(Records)
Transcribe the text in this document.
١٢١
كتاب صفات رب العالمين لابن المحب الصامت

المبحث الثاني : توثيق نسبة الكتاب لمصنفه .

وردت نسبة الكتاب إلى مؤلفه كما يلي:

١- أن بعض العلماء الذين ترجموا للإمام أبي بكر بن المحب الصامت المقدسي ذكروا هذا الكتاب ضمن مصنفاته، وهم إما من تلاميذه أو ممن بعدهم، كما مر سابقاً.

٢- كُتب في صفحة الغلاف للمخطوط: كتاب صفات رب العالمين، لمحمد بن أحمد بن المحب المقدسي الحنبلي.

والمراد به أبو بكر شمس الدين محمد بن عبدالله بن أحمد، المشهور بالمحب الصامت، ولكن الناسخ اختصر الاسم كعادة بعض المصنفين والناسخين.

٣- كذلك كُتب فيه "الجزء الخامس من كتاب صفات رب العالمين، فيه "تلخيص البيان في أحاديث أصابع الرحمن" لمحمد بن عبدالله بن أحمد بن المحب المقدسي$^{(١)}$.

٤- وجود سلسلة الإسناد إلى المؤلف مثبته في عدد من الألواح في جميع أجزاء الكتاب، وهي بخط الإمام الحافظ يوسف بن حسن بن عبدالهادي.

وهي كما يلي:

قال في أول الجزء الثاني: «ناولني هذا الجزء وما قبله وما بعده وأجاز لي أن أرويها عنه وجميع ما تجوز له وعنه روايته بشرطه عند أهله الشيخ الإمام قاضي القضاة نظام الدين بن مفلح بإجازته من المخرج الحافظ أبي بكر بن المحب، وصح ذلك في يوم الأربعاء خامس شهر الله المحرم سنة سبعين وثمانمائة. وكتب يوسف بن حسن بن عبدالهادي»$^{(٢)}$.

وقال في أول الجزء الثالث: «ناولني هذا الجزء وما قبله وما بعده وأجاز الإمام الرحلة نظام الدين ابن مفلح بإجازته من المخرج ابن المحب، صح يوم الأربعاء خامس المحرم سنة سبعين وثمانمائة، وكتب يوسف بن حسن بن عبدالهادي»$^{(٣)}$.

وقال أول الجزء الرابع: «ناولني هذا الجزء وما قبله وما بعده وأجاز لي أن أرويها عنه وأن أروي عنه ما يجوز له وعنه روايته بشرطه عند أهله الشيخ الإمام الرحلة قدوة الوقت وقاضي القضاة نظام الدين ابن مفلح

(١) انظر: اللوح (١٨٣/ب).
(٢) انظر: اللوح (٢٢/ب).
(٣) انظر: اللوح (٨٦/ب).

---

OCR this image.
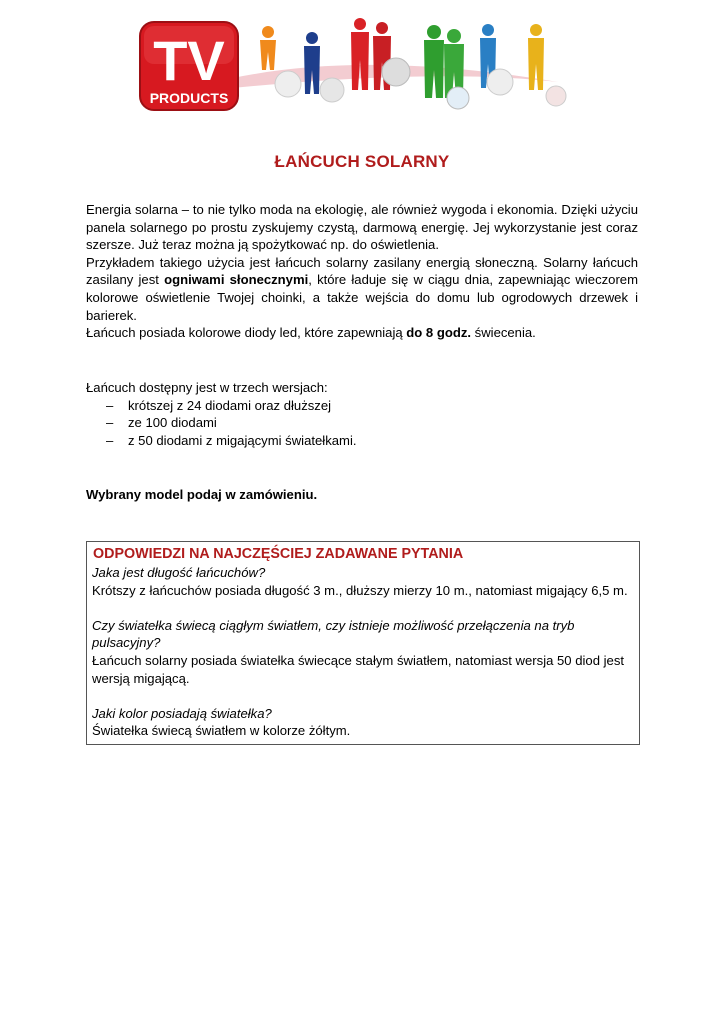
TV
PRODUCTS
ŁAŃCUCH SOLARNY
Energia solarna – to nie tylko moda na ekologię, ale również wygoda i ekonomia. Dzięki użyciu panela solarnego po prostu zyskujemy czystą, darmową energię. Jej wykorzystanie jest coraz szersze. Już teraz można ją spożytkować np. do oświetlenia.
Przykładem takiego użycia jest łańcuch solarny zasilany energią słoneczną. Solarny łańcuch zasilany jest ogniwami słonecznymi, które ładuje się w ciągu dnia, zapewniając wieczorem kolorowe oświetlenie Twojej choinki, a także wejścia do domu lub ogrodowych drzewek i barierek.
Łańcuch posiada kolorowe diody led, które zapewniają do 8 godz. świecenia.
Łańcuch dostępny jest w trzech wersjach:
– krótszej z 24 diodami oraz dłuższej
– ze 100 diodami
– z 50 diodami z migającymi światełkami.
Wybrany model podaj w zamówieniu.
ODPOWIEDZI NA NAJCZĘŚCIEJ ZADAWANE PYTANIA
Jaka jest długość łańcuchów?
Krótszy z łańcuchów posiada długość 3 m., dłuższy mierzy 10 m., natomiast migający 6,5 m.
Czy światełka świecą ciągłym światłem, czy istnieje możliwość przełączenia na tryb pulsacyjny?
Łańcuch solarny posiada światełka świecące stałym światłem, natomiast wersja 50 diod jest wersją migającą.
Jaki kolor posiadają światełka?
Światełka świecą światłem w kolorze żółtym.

...

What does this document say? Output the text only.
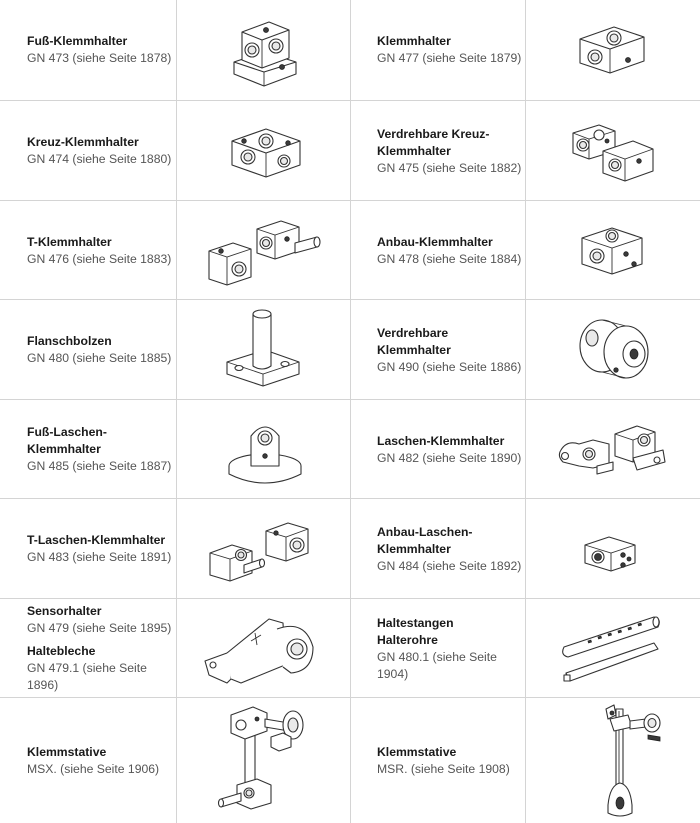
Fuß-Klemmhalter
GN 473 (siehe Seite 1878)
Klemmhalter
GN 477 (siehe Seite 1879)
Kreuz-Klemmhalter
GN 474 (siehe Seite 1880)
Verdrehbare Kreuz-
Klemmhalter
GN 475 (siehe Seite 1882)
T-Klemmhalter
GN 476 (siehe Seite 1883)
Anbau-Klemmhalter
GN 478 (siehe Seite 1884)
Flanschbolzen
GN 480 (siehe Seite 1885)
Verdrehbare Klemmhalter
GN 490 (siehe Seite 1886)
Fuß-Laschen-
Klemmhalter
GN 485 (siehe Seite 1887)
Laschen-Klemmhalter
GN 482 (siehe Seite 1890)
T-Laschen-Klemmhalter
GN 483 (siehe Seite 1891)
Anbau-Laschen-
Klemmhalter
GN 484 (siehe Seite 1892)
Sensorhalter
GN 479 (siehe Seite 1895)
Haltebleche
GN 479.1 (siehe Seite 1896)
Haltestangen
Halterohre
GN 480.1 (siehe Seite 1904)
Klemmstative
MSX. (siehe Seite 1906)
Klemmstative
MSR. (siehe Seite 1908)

- Required task:
From the listing above, collect every line that mentions the word "światłem".

- Result of the exercise:
Czy światełka świecą ciągłym światłem, czy istnieje możliwość przełączenia na tryb pulsacyjny?
Łańcuch solarny posiada światełka świecące stałym światłem, natomiast wersja 50 diod jest wersją migającą.
Światełka świecą światłem w kolorze żółtym.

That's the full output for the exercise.